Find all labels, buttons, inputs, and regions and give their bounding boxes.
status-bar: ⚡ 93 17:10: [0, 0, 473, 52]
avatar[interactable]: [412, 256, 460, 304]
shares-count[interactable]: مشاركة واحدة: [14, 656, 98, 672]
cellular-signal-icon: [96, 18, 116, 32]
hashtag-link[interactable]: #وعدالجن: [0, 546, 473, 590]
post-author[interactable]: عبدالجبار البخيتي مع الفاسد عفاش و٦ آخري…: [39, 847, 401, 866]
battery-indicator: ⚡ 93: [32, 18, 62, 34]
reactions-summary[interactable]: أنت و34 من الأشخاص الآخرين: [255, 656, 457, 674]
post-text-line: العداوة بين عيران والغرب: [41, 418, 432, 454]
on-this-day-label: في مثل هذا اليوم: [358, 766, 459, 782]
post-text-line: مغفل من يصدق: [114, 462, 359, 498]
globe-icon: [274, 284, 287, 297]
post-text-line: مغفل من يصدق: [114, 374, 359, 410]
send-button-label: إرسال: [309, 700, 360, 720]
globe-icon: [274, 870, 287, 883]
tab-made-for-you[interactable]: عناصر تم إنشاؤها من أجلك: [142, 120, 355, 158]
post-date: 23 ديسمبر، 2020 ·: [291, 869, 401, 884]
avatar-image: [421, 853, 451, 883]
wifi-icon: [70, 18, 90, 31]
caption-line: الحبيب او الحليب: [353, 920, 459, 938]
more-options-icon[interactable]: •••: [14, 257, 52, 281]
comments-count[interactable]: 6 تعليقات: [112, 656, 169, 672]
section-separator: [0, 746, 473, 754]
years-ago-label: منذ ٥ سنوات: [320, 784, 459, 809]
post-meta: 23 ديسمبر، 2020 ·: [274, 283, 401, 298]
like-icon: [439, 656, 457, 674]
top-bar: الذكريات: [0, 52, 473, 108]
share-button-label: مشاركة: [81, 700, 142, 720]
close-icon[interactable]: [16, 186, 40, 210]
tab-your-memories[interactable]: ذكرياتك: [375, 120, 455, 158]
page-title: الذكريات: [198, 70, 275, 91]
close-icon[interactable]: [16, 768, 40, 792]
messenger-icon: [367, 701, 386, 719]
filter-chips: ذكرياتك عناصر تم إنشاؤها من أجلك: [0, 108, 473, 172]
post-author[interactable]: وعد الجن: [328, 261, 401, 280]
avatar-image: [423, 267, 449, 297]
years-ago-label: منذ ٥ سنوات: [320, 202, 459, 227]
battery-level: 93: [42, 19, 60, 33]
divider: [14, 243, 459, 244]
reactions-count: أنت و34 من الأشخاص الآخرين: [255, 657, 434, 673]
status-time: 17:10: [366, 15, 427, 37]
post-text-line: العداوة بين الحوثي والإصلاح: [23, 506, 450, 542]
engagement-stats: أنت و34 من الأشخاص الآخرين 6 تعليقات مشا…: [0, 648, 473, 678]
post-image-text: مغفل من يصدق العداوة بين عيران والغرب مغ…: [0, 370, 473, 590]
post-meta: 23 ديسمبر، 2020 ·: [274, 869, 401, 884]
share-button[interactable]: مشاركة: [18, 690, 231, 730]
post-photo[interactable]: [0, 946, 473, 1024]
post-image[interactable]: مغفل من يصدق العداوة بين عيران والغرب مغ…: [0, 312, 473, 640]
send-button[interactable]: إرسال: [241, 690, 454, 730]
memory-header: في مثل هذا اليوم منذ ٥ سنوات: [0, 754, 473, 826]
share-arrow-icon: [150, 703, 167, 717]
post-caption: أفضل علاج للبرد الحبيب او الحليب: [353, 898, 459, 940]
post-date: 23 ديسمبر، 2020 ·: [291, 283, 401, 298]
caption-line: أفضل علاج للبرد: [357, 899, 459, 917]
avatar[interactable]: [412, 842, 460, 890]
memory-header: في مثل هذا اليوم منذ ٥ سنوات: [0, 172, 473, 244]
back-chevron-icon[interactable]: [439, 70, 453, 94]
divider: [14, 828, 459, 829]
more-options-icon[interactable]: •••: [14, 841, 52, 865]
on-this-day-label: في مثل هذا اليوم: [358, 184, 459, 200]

YOUR OBJECTIVE: Turn each line of the listing above into one string in a JSON list, leaving out blank lines.

SOLUTION:
[
  "Find all labels, buttons, inputs, and regions and give their bounding boxes.",
  "status-bar: ⚡ 93 17:10: [0, 0, 473, 52]",
  "avatar[interactable]: [412, 256, 460, 304]",
  "shares-count[interactable]: مشاركة واحدة: [14, 656, 98, 672]",
  "cellular-signal-icon: [96, 18, 116, 32]",
  "hashtag-link[interactable]: #وعدالجن: [0, 546, 473, 590]",
  "post-author[interactable]: عبدالجبار البخيتي مع الفاسد عفاش و٦ آخري…: [39, 847, 401, 866]",
  "battery-indicator: ⚡ 93: [32, 18, 62, 34]",
  "reactions-summary[interactable]: أنت و34 من الأشخاص الآخرين: [255, 656, 457, 674]",
  "post-text-line: العداوة بين عيران والغرب: [41, 418, 432, 454]",
  "on-this-day-label: في مثل هذا اليوم: [358, 766, 459, 782]",
  "post-text-line: مغفل من يصدق: [114, 462, 359, 498]",
  "globe-icon: [274, 284, 287, 297]",
  "post-text-line: مغفل من يصدق: [114, 374, 359, 410]",
  "send-button-label: إرسال: [309, 700, 360, 720]",
  "globe-icon: [274, 870, 287, 883]",
  "tab-made-for-you[interactable]: عناصر تم إنشاؤها من أجلك: [142, 120, 355, 158]",
  "post-date: 23 ديسمبر، 2020 ·: [291, 869, 401, 884]",
  "avatar-image: [421, 853, 451, 883]",
  "wifi-icon: [70, 18, 90, 31]",
  "caption-line: الحبيب او الحليب: [353, 920, 459, 938]",
  "more-options-icon[interactable]: •••: [14, 257, 52, 281]",
  "comments-count[interactable]: 6 تعليقات: [112, 656, 169, 672]",
  "section-separator: [0, 746, 473, 754]",
  "years-ago-label: منذ ٥ سنوات: [320, 784, 459, 809]",
  "post-meta: 23 ديسمبر، 2020 ·: [274, 283, 401, 298]",
  "like-icon: [439, 656, 457, 674]",
  "top-bar: الذكريات: [0, 52, 473, 108]",
  "share-button-label: مشاركة: [81, 700, 142, 720]",
  "close-icon[interactable]: [16, 186, 40, 210]",
  "tab-your-memories[interactable]: ذكرياتك: [375, 120, 455, 158]",
  "page-title: الذكريات: [198, 70, 275, 91]",
  "close-icon[interactable]: [16, 768, 40, 792]",
  "messenger-icon: [367, 701, 386, 719]",
  "filter-chips: ذكرياتك عناصر تم إنشاؤها من أجلك: [0, 108, 473, 172]",
  "post-author[interactable]: وعد الجن: [328, 261, 401, 280]",
  "avatar-image: [423, 267, 449, 297]",
  "years-ago-label: منذ ٥ سنوات: [320, 202, 459, 227]",
  "battery-level: 93: [42, 19, 60, 33]",
  "divider: [14, 243, 459, 244]",
  "reactions-count: أنت و34 من الأشخاص الآخرين: [255, 657, 434, 673]",
  "status-time: 17:10: [366, 15, 427, 37]",
  "post-text-line: العداوة بين الحوثي والإصلاح: [23, 506, 450, 542]",
  "engagement-stats: أنت و34 من الأشخاص الآخرين 6 تعليقات مشا…: [0, 648, 473, 678]",
  "post-image-text: مغفل من يصدق العداوة بين عيران والغرب مغ…: [0, 370, 473, 590]",
  "post-meta: 23 ديسمبر، 2020 ·: [274, 869, 401, 884]",
  "share-button[interactable]: مشاركة: [18, 690, 231, 730]",
  "post-photo[interactable]: [0, 946, 473, 1024]",
  "post-image[interactable]: مغفل من يصدق العداوة بين عيران والغرب مغ…: [0, 312, 473, 640]",
  "send-button[interactable]: إرسال: [241, 690, 454, 730]",
  "memory-header: في مثل هذا اليوم منذ ٥ سنوات: [0, 754, 473, 826]",
  "share-arrow-icon: [150, 703, 167, 717]",
  "post-caption: أفضل علاج للبرد الحبيب او الحليب: [353, 898, 459, 940]",
  "post-date: 23 ديسمبر، 2020 ·: [291, 283, 401, 298]",
  "caption-line: أفضل علاج للبرد: [357, 899, 459, 917]",
  "avatar[interactable]: [412, 842, 460, 890]",
  "memory-header: في مثل هذا اليوم منذ ٥ سنوات: [0, 172, 473, 244]",
  "back-chevron-icon[interactable]: [439, 70, 453, 94]",
  "divider: [14, 828, 459, 829]",
  "more-options-icon[interactable]: •••: [14, 841, 52, 865]",
  "on-this-day-label: في مثل هذا اليوم: [358, 184, 459, 200]"
]